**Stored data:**
'''

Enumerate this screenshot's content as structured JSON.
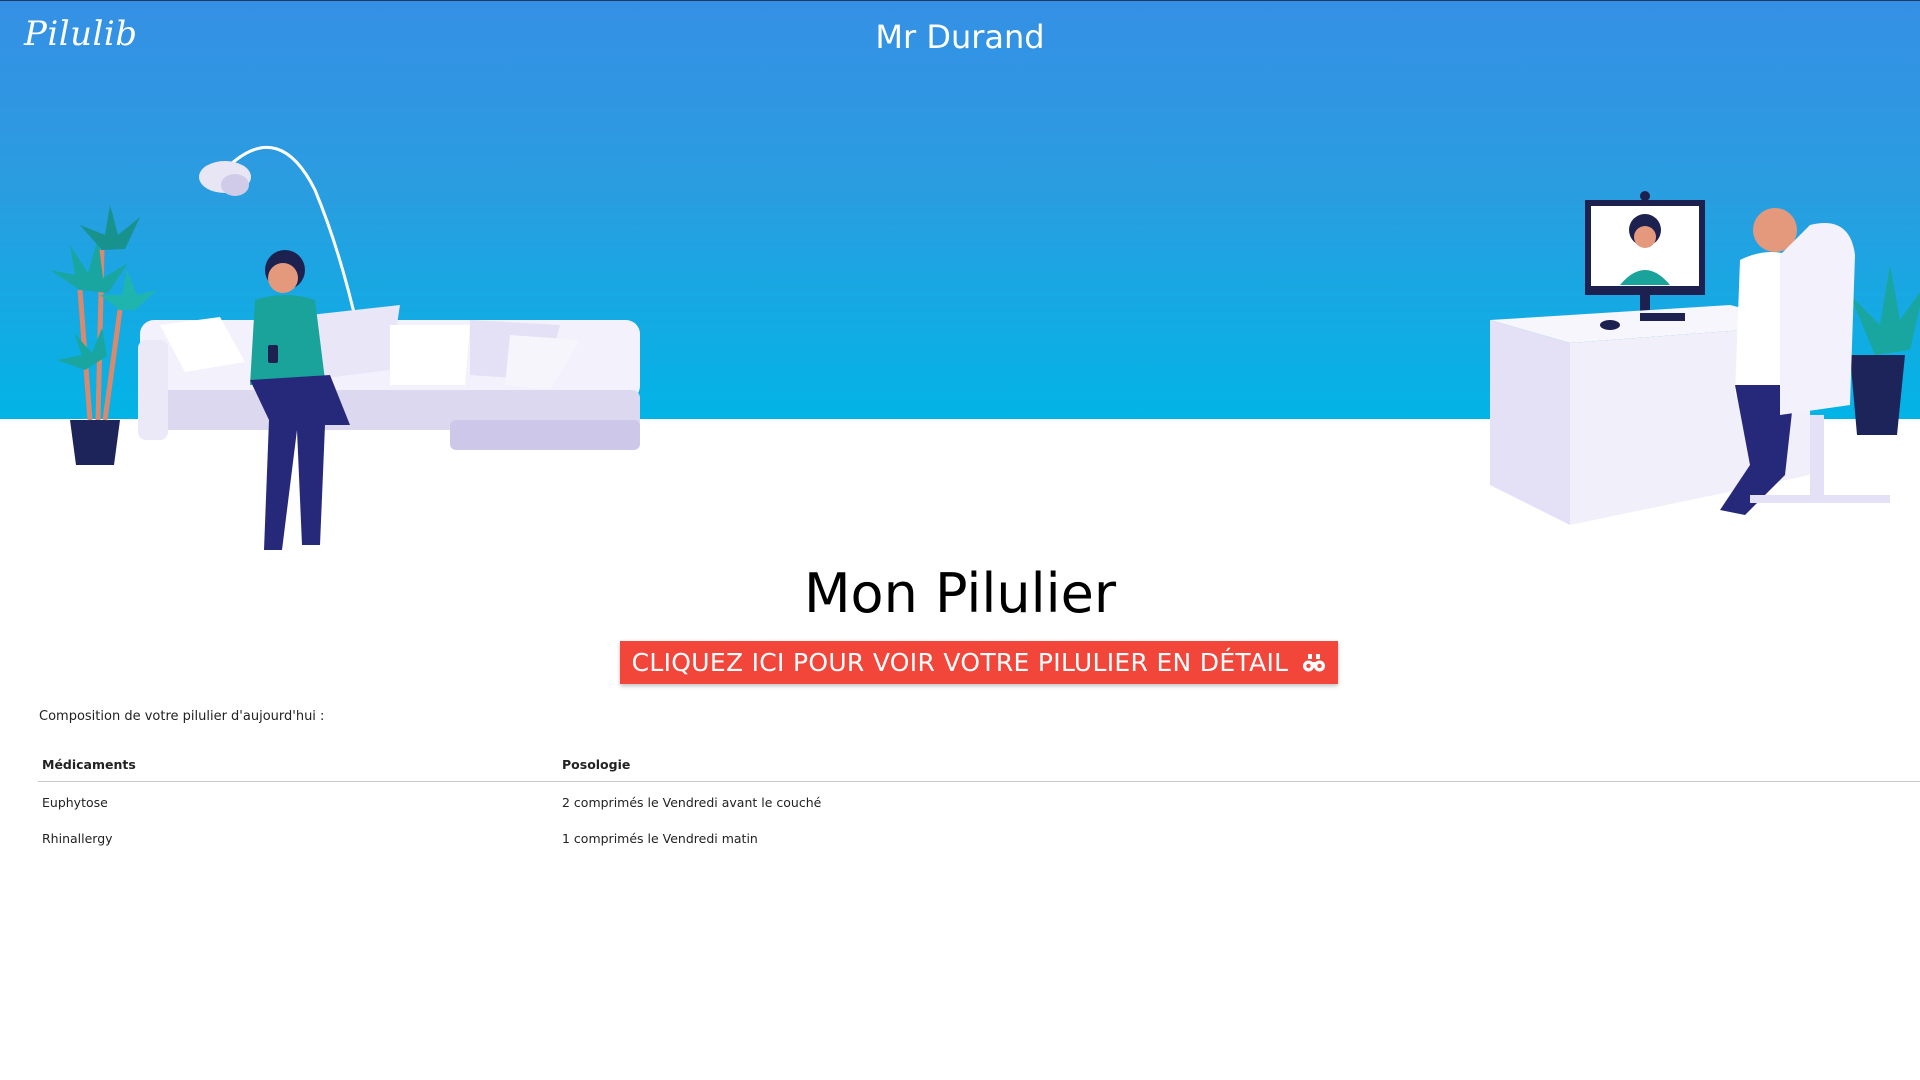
{
  "header": {
    "logo": "Pilulib",
    "user_name": "Mr Durand",
    "colors": {
      "gradient_top": "#3590e5",
      "gradient_bottom": "#02b4e6"
    }
  },
  "illustrations": {
    "left": "woman-on-sofa-with-phone",
    "right": "doctor-video-consultation"
  },
  "main": {
    "title": "Mon Pilulier",
    "detail_button": {
      "label": "CLIQUEZ ICI POUR VOIR VOTRE PILULIER EN DÉTAIL",
      "icon": "binoculars-icon",
      "color": "#f3463a"
    },
    "intro_text": "Composition de votre pilulier d'aujourd'hui :",
    "table": {
      "columns": [
        "Médicaments",
        "Posologie"
      ],
      "rows": [
        {
          "medicament": "Euphytose",
          "posologie": "2 comprimés le Vendredi avant le couché"
        },
        {
          "medicament": "Rhinallergy",
          "posologie": "1 comprimés le Vendredi matin"
        }
      ]
    }
  }
}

'''

**Given task:** From the entries above, copy every line containing the word "comprimés".

**The completed task:**
          "posologie": "2 comprimés le Vendredi avant le couché"
          "posologie": "1 comprimés le Vendredi matin"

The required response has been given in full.